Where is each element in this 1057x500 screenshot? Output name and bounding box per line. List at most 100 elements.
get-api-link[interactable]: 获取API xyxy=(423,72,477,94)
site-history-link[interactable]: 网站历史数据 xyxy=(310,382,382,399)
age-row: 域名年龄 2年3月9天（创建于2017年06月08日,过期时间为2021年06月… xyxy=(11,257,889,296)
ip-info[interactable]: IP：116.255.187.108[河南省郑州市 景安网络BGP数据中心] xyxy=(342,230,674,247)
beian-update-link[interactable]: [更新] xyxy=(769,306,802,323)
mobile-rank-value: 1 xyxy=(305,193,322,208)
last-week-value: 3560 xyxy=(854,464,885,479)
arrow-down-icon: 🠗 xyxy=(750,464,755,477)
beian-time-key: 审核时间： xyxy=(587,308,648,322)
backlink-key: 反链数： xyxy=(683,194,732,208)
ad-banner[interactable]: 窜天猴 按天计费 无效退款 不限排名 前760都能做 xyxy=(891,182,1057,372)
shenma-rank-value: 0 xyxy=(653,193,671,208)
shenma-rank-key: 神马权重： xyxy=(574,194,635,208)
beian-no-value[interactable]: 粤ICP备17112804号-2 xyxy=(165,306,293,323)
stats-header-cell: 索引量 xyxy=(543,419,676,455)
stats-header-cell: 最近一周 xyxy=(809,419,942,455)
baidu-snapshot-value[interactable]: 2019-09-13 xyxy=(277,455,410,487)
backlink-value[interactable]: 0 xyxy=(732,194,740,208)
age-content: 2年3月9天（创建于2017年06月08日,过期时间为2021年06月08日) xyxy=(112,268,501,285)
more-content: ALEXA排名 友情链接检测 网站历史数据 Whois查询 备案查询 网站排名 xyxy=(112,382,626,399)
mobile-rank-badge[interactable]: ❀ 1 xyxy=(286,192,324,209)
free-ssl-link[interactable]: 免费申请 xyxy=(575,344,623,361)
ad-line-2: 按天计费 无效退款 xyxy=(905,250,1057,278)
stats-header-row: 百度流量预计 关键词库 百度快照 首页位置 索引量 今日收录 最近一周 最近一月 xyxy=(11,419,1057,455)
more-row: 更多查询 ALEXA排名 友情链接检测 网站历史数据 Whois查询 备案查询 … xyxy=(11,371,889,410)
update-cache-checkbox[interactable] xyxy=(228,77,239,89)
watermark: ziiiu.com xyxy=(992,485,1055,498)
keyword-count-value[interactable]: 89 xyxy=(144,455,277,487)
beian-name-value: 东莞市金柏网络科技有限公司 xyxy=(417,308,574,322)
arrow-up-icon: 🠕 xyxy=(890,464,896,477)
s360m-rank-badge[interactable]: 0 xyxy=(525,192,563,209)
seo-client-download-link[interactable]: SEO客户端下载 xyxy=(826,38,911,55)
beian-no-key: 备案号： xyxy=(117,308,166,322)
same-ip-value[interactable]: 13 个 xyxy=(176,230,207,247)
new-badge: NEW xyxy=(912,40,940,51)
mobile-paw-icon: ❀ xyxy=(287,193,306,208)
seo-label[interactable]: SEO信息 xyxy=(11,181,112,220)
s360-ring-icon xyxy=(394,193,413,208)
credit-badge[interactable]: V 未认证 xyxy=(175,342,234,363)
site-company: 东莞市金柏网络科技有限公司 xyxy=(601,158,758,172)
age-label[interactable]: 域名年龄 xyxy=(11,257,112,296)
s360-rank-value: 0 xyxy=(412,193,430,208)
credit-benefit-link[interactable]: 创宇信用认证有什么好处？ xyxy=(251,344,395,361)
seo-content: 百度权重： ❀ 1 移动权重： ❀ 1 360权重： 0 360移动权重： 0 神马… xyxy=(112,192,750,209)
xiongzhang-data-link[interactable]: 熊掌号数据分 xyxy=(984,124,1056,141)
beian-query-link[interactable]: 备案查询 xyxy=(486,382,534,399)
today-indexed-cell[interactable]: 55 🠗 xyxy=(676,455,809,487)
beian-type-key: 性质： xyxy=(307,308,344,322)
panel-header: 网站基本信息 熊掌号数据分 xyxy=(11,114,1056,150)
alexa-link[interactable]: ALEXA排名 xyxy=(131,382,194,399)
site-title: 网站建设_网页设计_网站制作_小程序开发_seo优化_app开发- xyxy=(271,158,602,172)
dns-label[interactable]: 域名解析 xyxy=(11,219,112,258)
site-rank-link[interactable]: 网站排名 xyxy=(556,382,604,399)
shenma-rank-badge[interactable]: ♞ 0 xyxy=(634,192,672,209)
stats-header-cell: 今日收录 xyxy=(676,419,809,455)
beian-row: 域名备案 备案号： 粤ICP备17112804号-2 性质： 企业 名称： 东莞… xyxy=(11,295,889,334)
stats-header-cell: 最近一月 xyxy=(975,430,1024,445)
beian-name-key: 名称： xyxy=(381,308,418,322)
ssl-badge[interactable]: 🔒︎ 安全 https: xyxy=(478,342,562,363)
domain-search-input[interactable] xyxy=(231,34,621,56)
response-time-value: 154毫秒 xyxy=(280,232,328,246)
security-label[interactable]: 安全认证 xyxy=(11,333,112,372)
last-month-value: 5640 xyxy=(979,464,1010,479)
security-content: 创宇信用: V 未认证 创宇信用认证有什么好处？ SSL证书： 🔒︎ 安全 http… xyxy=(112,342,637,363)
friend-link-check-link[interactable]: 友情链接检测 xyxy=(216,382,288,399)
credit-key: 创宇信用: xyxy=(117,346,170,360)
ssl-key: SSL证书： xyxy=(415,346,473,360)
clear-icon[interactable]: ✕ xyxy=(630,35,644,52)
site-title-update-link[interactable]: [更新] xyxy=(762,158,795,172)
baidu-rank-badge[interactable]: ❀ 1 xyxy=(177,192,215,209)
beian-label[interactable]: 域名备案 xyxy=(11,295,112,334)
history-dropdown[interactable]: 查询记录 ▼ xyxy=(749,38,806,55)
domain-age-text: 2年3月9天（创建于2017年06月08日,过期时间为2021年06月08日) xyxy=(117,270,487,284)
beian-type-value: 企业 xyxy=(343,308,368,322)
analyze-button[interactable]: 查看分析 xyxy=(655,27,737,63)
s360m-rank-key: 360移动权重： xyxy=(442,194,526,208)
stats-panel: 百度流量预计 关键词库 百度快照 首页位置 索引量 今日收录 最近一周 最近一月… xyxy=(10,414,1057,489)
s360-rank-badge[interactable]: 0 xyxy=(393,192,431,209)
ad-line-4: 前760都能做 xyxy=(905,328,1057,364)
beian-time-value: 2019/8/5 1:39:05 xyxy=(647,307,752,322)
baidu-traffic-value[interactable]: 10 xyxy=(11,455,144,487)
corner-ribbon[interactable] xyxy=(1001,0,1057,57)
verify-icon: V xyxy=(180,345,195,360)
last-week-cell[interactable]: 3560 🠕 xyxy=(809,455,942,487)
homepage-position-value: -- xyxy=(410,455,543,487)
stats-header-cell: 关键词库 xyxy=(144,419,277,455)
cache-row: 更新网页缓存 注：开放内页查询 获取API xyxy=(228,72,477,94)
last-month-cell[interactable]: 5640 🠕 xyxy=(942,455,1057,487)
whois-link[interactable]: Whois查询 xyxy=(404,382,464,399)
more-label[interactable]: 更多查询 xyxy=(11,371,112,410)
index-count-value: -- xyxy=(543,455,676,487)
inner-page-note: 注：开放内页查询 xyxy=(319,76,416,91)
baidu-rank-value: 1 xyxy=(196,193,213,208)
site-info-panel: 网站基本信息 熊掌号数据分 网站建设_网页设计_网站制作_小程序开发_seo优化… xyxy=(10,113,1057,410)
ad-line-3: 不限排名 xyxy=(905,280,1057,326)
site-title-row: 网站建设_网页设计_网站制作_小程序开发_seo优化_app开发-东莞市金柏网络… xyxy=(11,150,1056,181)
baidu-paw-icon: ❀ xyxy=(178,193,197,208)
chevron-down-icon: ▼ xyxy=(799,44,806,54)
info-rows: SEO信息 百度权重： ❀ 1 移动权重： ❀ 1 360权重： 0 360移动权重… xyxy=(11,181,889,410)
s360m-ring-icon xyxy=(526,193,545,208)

+ + + +

# EXERCISE DETAILS
Could you repeat the data verbatim, starting at its first line and ending at the line that contains "age-row: 域名年龄 2年3月9天（创建于2017年06月08日,过期时间为2021年06月…", with both of those lines included?

# COMPLETE OUTPUT
Where is each element in this 1057x500 screenshot? Output name and bounding box per line. List at most 100 elements.
get-api-link[interactable]: 获取API xyxy=(423,72,477,94)
site-history-link[interactable]: 网站历史数据 xyxy=(310,382,382,399)
age-row: 域名年龄 2年3月9天（创建于2017年06月08日,过期时间为2021年06月… xyxy=(11,257,889,296)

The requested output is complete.